The problem: Check every line of the entries below for the word "setting", and copy the ones that have it.

Data excerpts:
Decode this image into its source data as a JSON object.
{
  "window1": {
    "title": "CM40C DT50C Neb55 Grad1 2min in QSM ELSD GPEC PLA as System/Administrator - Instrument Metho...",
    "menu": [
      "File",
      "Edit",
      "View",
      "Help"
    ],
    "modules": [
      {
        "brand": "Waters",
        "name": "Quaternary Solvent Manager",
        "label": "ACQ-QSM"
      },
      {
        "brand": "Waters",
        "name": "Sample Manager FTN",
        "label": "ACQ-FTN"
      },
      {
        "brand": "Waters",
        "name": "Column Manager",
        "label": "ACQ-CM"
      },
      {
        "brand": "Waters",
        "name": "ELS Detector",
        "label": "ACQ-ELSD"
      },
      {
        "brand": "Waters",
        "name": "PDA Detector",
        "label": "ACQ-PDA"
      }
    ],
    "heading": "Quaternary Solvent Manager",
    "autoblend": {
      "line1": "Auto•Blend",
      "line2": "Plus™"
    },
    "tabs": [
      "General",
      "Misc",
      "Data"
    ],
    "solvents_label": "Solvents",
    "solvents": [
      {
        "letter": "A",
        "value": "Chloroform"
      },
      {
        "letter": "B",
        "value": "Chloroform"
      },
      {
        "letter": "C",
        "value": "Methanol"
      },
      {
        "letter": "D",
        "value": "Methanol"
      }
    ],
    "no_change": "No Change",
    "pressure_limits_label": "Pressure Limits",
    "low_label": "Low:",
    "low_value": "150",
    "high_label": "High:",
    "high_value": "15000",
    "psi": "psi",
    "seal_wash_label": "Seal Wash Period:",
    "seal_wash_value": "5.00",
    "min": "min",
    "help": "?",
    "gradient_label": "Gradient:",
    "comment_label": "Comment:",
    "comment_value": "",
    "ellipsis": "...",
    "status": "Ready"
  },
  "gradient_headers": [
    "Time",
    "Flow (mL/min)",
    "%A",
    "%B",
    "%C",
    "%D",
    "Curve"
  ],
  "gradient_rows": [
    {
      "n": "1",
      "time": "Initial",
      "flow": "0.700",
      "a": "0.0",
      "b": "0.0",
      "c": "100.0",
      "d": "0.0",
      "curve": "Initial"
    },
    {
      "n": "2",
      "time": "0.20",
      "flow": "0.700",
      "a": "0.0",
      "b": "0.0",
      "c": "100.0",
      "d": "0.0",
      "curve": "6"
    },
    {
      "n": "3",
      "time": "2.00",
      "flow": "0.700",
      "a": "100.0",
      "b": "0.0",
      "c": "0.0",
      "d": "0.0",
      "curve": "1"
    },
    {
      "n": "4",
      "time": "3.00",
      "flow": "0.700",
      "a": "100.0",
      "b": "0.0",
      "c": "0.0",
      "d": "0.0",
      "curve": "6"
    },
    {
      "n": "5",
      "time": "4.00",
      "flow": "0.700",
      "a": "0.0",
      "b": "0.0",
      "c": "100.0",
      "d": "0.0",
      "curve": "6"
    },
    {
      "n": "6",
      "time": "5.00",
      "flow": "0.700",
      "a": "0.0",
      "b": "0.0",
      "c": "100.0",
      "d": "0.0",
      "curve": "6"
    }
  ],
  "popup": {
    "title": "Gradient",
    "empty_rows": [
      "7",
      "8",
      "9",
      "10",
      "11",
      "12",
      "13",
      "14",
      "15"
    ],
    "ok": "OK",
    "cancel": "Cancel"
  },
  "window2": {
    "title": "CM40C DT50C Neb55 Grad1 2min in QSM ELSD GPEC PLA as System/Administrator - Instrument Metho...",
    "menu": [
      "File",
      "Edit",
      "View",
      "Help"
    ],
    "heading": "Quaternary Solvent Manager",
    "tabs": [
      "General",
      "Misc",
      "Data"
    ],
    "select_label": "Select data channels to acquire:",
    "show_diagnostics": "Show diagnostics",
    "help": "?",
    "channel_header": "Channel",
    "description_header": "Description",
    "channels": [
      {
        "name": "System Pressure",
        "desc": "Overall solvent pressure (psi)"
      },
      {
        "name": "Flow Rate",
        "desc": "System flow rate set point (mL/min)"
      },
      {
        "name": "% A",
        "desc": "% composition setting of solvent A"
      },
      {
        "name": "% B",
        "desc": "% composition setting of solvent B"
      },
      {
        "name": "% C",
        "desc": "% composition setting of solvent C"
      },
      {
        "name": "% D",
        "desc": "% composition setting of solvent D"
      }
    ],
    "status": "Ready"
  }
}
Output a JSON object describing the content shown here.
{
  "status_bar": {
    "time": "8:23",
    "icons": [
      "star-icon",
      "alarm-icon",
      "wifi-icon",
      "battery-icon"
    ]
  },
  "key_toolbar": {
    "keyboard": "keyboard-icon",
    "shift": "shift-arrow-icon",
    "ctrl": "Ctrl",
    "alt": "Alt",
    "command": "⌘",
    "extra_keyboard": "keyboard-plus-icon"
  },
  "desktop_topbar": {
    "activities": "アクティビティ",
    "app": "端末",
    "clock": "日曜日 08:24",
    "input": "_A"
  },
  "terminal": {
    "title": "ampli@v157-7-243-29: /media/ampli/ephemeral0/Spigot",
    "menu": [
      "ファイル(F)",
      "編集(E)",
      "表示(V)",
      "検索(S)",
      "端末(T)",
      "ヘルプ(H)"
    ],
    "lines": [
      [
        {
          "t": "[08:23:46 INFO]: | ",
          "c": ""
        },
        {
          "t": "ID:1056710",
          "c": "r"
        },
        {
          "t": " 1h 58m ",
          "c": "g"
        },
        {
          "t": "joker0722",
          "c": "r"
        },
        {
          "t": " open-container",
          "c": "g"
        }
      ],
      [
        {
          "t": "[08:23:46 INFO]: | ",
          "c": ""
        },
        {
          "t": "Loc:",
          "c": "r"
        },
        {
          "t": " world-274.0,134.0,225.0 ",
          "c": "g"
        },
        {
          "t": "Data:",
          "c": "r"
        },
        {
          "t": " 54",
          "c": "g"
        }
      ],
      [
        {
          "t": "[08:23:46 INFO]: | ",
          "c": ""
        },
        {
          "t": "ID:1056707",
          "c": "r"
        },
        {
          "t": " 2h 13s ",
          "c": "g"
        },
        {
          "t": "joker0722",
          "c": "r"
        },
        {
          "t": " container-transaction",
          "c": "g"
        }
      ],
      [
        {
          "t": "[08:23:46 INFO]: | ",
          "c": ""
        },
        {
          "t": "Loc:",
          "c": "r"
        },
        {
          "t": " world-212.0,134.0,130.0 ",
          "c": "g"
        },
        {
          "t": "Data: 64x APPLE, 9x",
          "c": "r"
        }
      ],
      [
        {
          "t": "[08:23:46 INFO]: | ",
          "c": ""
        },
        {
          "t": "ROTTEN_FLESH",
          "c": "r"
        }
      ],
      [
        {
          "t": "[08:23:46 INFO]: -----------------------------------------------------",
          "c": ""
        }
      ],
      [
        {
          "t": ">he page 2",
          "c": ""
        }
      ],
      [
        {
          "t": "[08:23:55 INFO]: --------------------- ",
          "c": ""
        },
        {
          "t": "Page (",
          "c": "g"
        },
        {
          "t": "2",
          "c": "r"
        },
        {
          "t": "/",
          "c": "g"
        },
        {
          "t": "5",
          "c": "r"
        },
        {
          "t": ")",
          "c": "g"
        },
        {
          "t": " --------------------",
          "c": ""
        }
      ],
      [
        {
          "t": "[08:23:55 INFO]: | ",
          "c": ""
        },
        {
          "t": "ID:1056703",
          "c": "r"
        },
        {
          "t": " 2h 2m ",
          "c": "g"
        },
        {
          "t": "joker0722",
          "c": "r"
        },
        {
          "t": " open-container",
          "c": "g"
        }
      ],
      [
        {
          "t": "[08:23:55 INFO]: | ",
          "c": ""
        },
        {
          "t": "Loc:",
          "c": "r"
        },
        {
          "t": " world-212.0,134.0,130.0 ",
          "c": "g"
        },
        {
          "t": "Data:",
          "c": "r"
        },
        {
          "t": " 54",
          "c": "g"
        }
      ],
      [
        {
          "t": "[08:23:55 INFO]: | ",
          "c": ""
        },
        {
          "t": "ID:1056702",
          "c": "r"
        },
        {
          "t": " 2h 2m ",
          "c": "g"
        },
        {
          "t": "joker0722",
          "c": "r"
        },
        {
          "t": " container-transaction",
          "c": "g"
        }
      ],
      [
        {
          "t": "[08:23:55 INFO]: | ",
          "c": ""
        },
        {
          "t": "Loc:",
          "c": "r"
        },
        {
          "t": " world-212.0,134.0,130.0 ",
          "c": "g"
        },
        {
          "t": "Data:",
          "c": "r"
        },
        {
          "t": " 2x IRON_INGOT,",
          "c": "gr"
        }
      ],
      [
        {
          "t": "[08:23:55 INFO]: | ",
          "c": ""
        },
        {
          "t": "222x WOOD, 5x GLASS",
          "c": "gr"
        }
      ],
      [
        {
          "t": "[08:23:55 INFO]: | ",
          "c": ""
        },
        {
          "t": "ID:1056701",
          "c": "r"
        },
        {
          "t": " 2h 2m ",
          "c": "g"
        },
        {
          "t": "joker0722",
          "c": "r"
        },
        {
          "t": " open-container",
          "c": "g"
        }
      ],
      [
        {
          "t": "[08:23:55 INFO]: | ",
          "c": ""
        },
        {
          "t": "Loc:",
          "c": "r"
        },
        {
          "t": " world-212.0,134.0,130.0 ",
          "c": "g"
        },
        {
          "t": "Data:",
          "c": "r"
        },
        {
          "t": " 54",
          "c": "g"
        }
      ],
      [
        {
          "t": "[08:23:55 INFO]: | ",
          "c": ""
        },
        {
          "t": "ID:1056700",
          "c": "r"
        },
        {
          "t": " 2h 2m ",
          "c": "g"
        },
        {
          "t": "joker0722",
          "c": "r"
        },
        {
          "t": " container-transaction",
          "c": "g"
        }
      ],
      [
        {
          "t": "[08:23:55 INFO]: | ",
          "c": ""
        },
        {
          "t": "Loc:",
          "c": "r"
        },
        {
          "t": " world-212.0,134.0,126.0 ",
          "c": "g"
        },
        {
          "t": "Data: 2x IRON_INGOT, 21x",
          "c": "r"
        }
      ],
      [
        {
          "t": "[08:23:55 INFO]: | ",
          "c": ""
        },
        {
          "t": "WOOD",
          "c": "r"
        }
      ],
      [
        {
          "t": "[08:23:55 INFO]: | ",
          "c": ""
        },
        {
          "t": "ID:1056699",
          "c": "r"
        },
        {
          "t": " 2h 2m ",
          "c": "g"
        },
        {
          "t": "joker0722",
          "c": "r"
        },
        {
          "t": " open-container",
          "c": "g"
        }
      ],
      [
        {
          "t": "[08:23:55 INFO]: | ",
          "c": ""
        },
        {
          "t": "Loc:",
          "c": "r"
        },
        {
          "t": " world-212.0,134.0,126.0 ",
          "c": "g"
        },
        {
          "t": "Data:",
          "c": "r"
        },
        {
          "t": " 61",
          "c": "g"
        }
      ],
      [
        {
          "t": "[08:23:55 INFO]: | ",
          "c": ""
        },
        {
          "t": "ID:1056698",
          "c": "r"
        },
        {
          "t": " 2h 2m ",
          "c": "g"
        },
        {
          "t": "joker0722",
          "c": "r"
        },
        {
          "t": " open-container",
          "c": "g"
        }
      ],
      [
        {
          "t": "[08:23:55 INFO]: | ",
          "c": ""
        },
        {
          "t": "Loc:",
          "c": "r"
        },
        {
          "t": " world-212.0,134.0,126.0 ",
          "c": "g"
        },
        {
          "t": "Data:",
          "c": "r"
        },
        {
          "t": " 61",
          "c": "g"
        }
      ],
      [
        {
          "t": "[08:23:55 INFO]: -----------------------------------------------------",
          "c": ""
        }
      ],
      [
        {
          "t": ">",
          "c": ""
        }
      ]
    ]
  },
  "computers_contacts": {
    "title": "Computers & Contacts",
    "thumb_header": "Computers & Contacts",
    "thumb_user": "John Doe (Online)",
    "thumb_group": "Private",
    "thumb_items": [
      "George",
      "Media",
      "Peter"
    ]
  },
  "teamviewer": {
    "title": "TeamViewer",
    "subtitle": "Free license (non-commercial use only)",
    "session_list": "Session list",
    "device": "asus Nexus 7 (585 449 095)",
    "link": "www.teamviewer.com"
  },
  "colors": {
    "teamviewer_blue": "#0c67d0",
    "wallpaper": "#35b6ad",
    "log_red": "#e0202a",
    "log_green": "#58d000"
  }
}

Complete output:
        "desc": "% composition setting of solvent A"
        "desc": "% composition setting of solvent B"
        "desc": "% composition setting of solvent C"
        "desc": "% composition setting of solvent D"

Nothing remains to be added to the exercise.